[INPUT FOR THIS TASK start]

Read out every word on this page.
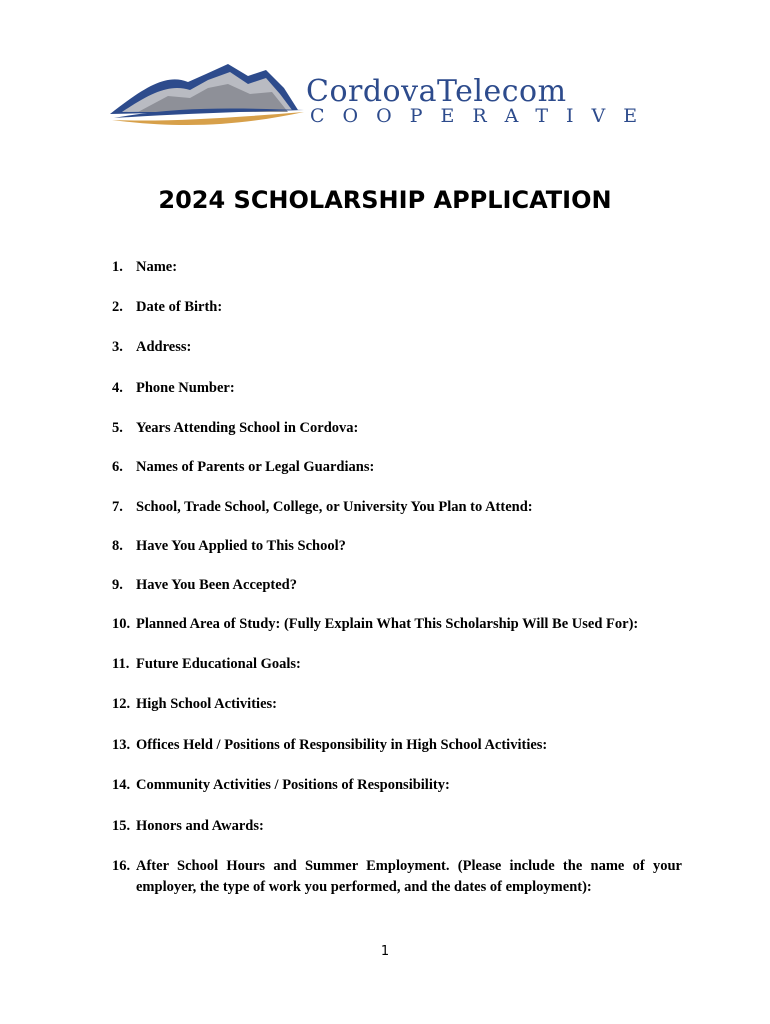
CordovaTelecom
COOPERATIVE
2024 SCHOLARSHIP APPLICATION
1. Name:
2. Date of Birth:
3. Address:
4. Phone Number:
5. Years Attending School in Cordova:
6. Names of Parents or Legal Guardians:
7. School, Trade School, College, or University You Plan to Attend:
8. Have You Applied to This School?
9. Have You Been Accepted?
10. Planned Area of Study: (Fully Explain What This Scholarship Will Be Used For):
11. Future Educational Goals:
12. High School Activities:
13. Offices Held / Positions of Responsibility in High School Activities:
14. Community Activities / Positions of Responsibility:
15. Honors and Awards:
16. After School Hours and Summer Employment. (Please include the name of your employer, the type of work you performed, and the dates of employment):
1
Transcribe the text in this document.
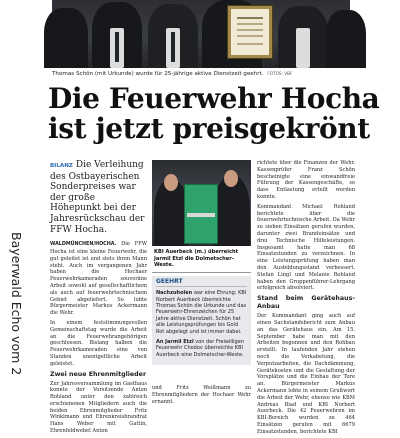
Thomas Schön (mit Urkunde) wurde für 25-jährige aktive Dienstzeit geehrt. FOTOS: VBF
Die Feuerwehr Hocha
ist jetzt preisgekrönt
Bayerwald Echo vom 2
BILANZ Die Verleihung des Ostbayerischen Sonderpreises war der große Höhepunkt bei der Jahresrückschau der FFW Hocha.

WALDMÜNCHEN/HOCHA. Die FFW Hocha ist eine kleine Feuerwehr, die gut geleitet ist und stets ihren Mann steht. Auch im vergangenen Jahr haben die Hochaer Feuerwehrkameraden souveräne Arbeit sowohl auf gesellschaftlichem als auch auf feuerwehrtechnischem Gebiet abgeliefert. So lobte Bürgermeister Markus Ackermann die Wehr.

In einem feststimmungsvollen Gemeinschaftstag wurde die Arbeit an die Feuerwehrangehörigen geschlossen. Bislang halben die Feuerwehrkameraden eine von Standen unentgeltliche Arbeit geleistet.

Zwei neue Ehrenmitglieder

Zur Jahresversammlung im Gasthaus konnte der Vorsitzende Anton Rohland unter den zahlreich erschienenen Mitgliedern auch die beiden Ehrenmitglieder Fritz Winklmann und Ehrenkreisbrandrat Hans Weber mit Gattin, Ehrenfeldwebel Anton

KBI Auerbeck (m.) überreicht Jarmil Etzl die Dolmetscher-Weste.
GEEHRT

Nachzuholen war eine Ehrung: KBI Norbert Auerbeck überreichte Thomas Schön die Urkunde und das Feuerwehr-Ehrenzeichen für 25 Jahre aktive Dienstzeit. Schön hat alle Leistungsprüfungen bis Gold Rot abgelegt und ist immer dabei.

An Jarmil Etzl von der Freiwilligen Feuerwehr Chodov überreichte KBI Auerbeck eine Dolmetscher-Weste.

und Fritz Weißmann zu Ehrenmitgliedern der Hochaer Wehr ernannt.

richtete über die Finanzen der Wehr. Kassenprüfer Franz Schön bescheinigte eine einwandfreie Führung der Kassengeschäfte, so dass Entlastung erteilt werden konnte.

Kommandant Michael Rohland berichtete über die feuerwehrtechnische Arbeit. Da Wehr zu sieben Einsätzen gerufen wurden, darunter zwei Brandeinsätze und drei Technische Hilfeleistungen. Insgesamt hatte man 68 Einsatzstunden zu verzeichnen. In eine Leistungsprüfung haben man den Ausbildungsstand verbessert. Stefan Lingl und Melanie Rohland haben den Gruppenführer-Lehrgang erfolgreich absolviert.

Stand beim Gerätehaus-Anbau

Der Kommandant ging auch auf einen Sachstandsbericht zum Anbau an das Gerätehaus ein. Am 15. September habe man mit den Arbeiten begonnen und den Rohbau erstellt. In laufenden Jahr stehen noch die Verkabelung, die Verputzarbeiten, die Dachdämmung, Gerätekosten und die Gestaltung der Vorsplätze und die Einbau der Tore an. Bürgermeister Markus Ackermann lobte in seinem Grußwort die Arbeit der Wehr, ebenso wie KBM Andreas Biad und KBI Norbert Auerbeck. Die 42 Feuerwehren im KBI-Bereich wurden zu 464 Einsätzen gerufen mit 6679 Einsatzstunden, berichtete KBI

[INPUT FOR THIS TASK end]
[INPUT FOR THIS TASK start]

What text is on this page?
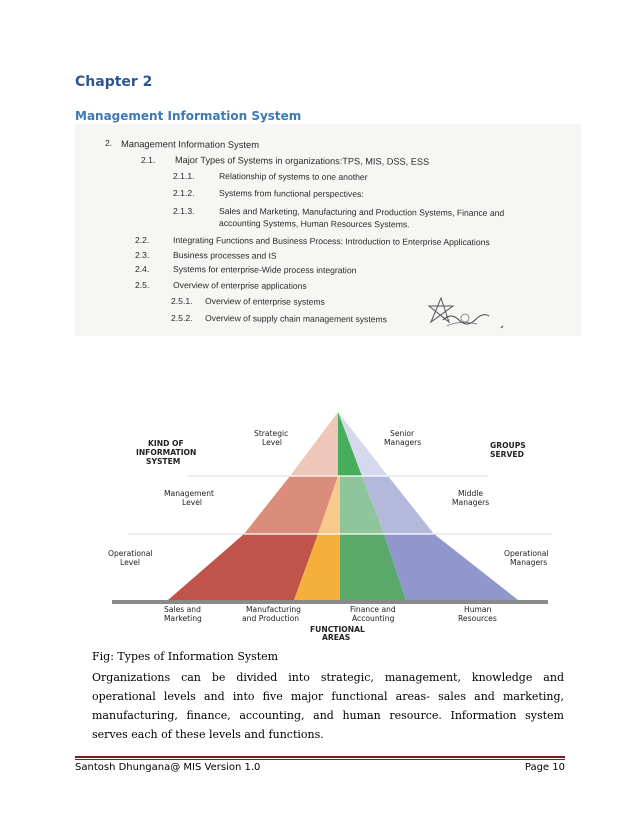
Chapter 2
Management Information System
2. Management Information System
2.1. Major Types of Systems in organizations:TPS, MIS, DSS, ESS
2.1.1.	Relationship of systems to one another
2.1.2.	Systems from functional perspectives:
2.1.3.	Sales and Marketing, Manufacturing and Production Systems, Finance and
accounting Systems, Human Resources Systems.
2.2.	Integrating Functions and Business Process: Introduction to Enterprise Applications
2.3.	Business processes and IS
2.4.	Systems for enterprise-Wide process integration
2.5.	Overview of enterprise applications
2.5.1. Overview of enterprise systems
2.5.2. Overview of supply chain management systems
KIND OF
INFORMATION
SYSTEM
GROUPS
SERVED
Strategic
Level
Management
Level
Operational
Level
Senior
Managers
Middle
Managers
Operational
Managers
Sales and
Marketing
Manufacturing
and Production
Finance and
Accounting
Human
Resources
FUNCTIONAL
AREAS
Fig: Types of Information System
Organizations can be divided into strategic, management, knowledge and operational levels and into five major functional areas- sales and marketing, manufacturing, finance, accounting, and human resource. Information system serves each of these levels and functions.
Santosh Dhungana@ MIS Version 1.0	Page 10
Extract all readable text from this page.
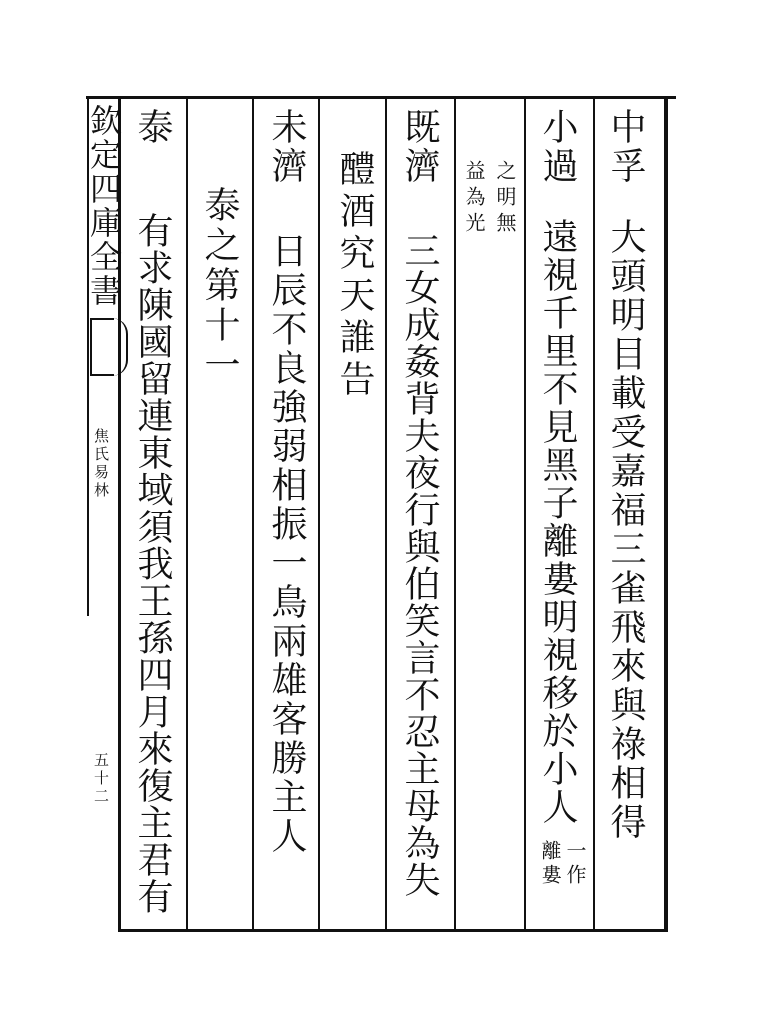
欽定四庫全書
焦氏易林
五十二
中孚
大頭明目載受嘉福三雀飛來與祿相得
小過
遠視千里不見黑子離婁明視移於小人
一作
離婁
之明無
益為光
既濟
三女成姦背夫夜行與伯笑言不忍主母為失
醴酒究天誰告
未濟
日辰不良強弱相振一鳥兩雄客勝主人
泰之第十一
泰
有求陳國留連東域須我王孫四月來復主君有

[INPUT FOR THIS TASK end]

WHAT TO DO:
Each line of the data that includes the word "Dienstzeit" counts once; report the total and nothing more.

WRITTEN RESPONSE:
2